▼▼▼
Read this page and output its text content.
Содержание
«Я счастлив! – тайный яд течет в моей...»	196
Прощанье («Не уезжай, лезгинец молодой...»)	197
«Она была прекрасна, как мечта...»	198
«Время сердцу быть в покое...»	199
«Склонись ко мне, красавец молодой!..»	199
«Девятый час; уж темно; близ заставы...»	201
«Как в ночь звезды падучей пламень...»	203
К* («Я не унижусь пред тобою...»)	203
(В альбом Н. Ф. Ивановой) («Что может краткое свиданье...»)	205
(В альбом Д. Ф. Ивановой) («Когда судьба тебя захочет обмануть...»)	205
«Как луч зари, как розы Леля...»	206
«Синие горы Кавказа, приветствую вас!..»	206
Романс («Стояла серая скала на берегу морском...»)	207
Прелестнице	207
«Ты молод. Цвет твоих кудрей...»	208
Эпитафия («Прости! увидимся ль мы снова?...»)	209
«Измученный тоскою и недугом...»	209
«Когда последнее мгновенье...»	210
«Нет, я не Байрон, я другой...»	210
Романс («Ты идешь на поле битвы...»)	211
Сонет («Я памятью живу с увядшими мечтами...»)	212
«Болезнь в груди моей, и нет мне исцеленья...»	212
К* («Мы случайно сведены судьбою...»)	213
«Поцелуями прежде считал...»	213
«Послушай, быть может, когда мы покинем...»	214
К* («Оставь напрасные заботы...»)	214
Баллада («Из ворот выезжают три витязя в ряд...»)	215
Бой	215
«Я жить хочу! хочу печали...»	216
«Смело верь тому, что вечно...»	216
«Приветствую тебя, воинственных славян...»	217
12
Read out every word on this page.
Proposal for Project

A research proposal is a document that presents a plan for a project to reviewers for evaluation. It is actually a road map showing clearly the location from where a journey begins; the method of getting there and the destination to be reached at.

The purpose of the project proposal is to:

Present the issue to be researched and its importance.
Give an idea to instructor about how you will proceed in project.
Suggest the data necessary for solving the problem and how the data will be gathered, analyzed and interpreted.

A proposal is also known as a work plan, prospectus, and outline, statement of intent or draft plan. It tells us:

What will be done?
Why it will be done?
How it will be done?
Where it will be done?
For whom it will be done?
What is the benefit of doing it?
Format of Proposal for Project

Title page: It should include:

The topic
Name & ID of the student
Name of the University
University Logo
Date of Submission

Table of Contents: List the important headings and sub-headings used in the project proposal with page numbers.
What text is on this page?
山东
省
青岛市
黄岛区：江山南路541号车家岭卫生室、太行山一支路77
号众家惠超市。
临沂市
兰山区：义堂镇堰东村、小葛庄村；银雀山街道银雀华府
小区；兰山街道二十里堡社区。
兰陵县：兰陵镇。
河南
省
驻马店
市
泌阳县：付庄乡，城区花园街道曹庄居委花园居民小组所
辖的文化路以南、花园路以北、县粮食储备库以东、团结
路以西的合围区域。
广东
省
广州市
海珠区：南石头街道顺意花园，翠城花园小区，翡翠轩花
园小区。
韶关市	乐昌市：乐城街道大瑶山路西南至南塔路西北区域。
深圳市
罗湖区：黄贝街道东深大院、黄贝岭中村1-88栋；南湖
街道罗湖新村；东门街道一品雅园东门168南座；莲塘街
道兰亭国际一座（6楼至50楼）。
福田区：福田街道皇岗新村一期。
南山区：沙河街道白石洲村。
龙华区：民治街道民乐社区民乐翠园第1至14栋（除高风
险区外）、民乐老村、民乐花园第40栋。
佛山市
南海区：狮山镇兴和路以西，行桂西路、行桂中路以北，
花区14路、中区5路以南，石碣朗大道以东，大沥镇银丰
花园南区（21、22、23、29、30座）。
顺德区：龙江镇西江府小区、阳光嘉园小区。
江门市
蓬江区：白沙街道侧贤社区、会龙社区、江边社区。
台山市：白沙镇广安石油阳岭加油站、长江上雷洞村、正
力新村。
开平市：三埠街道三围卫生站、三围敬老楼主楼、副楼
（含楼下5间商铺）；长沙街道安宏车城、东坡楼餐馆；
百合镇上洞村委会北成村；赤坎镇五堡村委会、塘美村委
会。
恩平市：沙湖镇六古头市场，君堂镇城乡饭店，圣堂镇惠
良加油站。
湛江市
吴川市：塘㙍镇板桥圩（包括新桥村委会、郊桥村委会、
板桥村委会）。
▲▲▲
Work to complete
Each line of the material should be duplicated exactly, please.

In response
Read this page and output its text content.
Содержание
«Я счастлив! – тайный яд течет в моей...»	196
Прощанье («Не уезжай, лезгинец молодой...»)	197
«Она была прекрасна, как мечта...»	198
«Время сердцу быть в покое...»	199
«Склонись ко мне, красавец молодой!..»	199
«Девятый час; уж темно; близ заставы...»	201
«Как в ночь звезды падучей пламень...»	203
К* («Я не унижусь пред тобою...»)	203
(В альбом Н. Ф. Ивановой) («Что может краткое свиданье...»)	205
(В альбом Д. Ф. Ивановой) («Когда судьба тебя захочет обмануть...»)	205
«Как луч зари, как розы Леля...»	206
«Синие горы Кавказа, приветствую вас!..»	206
Романс («Стояла серая скала на берегу морском...»)	207
Прелестнице	207
«Ты молод. Цвет твоих кудрей...»	208
Эпитафия («Прости! увидимся ль мы снова?...»)	209
«Измученный тоскою и недугом...»	209
«Когда последнее мгновенье...»	210
«Нет, я не Байрон, я другой...»	210
Романс («Ты идешь на поле битвы...»)	211
Сонет («Я памятью живу с увядшими мечтами...»)	212
«Болезнь в груди моей, и нет мне исцеленья...»	212
К* («Мы случайно сведены судьбою...»)	213
«Поцелуями прежде считал...»	213
«Послушай, быть может, когда мы покинем...»	214
К* («Оставь напрасные заботы...»)	214
Баллада («Из ворот выезжают три витязя в ряд...»)	215
Бой	215
«Я жить хочу! хочу печали...»	216
«Смело верь тому, что вечно...»	216
«Приветствую тебя, воинственных славян...»	217
12
Read out every word on this page.
Proposal for Project

A research proposal is a document that presents a plan for a project to reviewers for evaluation. It is actually a road map showing clearly the location from where a journey begins; the method of getting there and the destination to be reached at.

The purpose of the project proposal is to:

Present the issue to be researched and its importance.
Give an idea to instructor about how you will proceed in project.
Suggest the data necessary for solving the problem and how the data will be gathered, analyzed and interpreted.

A proposal is also known as a work plan, prospectus, and outline, statement of intent or draft plan. It tells us:

What will be done?
Why it will be done?
How it will be done?
Where it will be done?
For whom it will be done?
What is the benefit of doing it?
Format of Proposal for Project

Title page: It should include:

The topic
Name & ID of the student
Name of the University
University Logo
Date of Submission

Table of Contents: List the important headings and sub-headings used in the project proposal with page numbers.
What text is on this page?
山东
省
青岛市
黄岛区：江山南路541号车家岭卫生室、太行山一支路77
号众家惠超市。
临沂市
兰山区：义堂镇堰东村、小葛庄村；银雀山街道银雀华府
小区；兰山街道二十里堡社区。
兰陵县：兰陵镇。
河南
省
驻马店
市
泌阳县：付庄乡，城区花园街道曹庄居委花园居民小组所
辖的文化路以南、花园路以北、县粮食储备库以东、团结
路以西的合围区域。
广东
省
广州市
海珠区：南石头街道顺意花园，翠城花园小区，翡翠轩花
园小区。
韶关市	乐昌市：乐城街道大瑶山路西南至南塔路西北区域。
深圳市
罗湖区：黄贝街道东深大院、黄贝岭中村1-88栋；南湖
街道罗湖新村；东门街道一品雅园东门168南座；莲塘街
道兰亭国际一座（6楼至50楼）。
福田区：福田街道皇岗新村一期。
南山区：沙河街道白石洲村。
龙华区：民治街道民乐社区民乐翠园第1至14栋（除高风
险区外）、民乐老村、民乐花园第40栋。
佛山市
南海区：狮山镇兴和路以西，行桂西路、行桂中路以北，
花区14路、中区5路以南，石碣朗大道以东，大沥镇银丰
花园南区（21、22、23、29、30座）。
顺德区：龙江镇西江府小区、阳光嘉园小区。
江门市
蓬江区：白沙街道侧贤社区、会龙社区、江边社区。
台山市：白沙镇广安石油阳岭加油站、长江上雷洞村、正
力新村。
开平市：三埠街道三围卫生站、三围敬老楼主楼、副楼
（含楼下5间商铺）；长沙街道安宏车城、东坡楼餐馆；
百合镇上洞村委会北成村；赤坎镇五堡村委会、塘美村委
会。
恩平市：沙湖镇六古头市场，君堂镇城乡饭店，圣堂镇惠
良加油站。
湛江市
吴川市：塘㙍镇板桥圩（包括新桥村委会、郊桥村委会、
板桥村委会）。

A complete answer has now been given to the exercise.